**PROBLEM DESCRIPTION**
Read the listing below and copy out every line that holds "JSON".

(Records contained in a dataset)
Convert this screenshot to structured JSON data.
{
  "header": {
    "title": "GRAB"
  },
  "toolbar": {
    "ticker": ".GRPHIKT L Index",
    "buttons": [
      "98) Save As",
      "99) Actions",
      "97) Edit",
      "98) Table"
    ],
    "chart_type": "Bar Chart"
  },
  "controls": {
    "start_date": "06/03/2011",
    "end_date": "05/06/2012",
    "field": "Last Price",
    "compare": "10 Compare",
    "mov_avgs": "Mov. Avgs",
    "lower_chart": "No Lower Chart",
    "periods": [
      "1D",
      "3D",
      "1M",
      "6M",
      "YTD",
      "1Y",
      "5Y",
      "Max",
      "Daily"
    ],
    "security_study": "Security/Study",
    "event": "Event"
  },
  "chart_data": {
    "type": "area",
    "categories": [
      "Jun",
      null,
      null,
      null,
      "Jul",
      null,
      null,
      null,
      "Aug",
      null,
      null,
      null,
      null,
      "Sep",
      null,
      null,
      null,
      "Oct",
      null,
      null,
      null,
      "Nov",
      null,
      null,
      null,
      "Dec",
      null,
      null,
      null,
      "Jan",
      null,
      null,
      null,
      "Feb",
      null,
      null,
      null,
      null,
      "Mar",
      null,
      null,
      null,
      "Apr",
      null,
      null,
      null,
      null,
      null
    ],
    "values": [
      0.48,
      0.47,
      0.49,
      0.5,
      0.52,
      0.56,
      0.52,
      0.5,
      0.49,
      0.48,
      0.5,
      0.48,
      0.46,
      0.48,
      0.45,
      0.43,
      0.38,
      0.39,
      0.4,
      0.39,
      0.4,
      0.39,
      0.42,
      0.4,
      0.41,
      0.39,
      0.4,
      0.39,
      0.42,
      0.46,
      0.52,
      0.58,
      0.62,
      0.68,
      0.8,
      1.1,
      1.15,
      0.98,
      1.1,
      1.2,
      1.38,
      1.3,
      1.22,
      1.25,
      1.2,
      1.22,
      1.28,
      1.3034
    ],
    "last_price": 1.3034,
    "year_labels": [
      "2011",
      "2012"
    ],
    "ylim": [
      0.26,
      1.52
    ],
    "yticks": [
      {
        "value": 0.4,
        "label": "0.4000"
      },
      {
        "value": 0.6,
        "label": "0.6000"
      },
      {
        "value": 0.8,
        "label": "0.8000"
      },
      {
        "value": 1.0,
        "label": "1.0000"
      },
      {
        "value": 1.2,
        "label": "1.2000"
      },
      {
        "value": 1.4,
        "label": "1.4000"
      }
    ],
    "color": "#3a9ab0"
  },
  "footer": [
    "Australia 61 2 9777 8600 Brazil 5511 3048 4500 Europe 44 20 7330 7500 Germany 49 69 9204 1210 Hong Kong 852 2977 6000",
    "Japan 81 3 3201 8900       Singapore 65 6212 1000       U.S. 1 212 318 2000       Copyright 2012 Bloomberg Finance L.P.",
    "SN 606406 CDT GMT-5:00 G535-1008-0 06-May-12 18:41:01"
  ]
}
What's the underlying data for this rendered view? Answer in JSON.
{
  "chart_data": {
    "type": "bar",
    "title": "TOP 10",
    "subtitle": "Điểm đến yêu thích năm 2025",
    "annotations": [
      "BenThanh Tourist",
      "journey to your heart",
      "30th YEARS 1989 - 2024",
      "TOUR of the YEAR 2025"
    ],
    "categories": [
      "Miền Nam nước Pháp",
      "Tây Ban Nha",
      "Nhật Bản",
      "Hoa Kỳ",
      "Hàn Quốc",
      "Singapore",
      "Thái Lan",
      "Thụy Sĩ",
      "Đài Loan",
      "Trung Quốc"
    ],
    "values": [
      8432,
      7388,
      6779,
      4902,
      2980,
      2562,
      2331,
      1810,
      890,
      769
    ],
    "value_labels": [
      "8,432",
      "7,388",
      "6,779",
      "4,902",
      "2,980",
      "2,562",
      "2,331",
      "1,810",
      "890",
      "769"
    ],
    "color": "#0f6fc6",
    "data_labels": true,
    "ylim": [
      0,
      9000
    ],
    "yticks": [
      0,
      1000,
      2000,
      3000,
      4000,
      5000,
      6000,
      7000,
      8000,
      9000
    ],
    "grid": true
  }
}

---

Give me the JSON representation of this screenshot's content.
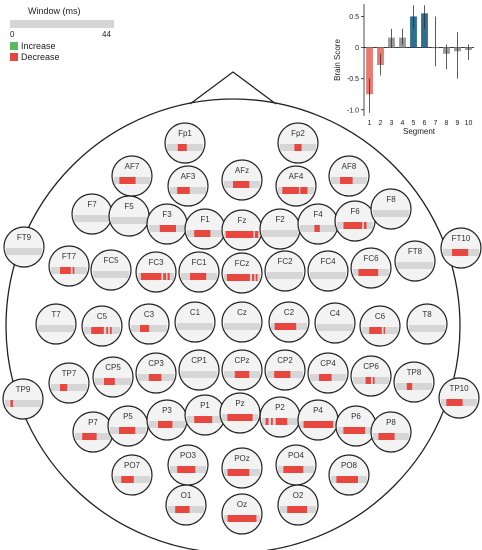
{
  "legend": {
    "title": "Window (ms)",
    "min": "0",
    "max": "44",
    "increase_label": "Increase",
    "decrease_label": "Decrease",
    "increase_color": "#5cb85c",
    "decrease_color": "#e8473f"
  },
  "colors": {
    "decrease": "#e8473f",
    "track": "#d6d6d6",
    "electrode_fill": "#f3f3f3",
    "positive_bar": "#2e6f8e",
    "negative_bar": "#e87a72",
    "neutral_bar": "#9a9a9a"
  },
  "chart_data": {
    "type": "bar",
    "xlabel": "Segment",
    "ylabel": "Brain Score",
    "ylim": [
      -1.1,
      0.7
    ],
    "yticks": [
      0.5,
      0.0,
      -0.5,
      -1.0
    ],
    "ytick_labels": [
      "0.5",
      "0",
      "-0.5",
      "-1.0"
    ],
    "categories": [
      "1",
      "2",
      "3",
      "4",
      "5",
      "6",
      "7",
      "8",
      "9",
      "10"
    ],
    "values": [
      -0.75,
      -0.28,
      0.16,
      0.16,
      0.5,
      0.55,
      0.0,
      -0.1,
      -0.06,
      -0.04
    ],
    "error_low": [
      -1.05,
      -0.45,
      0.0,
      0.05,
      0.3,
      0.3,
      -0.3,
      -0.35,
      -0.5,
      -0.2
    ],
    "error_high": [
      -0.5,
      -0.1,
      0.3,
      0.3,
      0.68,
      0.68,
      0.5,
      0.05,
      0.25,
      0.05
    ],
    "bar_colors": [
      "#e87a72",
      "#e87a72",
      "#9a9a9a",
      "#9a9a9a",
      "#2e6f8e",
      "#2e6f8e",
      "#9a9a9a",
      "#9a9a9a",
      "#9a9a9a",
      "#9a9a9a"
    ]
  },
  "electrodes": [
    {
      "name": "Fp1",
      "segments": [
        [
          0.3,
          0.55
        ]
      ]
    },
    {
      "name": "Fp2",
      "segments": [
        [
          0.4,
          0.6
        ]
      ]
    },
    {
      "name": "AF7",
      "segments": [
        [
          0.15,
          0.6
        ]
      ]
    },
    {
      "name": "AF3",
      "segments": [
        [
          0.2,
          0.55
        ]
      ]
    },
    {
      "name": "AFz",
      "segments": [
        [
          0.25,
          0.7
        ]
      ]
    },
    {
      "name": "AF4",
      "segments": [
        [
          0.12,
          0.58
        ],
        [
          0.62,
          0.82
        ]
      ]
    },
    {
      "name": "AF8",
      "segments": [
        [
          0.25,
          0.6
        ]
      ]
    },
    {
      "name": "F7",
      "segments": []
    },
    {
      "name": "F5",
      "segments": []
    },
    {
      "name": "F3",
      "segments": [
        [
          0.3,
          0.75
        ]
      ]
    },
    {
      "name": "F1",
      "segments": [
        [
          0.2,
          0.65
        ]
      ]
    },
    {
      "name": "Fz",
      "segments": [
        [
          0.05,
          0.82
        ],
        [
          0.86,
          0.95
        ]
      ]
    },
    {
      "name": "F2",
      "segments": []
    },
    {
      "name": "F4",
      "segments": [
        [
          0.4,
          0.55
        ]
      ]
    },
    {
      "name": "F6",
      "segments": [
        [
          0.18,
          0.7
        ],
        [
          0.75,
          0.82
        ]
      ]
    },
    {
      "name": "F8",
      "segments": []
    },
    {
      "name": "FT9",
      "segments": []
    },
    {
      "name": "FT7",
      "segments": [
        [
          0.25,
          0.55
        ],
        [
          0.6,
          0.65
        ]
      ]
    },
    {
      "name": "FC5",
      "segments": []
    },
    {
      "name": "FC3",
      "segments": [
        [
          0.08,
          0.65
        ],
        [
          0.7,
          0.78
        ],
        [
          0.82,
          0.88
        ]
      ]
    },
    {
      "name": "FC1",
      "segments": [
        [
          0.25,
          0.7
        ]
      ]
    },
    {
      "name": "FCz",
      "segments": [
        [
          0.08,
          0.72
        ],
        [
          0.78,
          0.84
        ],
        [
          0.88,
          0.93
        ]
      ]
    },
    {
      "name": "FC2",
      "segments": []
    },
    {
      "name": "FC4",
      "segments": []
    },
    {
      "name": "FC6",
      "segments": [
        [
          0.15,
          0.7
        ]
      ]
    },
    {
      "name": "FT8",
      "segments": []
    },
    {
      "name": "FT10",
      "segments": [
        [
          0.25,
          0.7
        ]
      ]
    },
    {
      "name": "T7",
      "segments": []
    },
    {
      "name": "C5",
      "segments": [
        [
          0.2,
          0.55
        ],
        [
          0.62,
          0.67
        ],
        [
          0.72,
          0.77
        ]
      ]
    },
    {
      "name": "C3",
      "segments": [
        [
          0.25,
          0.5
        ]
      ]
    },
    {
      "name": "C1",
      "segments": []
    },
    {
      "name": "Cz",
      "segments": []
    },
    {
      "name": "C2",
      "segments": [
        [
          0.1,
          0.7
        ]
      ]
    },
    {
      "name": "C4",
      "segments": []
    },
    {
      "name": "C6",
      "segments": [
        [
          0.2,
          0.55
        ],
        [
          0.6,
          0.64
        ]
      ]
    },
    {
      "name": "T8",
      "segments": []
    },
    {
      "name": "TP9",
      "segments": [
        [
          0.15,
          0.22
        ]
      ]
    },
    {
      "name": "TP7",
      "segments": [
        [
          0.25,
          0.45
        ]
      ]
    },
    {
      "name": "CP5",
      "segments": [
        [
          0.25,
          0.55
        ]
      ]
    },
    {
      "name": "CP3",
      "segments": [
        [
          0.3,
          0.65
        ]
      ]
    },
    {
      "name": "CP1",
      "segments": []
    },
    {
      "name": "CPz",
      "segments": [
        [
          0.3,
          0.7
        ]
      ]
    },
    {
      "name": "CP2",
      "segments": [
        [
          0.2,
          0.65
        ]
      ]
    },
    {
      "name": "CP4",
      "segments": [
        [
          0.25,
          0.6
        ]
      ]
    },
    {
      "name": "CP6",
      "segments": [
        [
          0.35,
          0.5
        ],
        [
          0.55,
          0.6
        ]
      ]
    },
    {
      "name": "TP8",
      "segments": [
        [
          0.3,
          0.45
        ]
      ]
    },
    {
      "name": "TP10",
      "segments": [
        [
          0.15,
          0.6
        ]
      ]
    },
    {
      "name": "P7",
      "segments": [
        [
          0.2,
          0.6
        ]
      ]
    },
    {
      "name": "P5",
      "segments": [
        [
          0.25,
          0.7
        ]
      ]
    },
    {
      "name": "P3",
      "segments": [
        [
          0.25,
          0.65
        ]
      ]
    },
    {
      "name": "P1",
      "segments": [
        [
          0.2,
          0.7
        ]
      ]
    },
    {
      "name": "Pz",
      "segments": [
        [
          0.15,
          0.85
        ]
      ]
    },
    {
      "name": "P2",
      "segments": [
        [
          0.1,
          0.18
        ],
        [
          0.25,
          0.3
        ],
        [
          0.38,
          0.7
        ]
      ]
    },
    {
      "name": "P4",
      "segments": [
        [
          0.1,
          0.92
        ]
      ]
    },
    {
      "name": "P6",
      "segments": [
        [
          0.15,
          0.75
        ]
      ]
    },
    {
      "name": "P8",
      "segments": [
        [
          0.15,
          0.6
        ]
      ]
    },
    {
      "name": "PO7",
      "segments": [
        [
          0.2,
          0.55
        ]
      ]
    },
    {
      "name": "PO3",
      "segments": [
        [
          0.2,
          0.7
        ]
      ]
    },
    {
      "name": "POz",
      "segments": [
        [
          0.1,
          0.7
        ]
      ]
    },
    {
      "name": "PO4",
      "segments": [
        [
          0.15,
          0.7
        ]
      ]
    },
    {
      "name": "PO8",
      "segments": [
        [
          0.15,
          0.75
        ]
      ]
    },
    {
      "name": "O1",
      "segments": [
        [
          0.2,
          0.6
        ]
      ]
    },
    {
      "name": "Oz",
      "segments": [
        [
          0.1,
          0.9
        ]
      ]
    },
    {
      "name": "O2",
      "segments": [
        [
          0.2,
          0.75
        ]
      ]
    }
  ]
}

**EXERCISE OUTPUT**
Convert this screenshot to structured JSON data.
What's the underlying data for this rendered view? Answer in JSON.
Give me the JSON representation of this screenshot's content.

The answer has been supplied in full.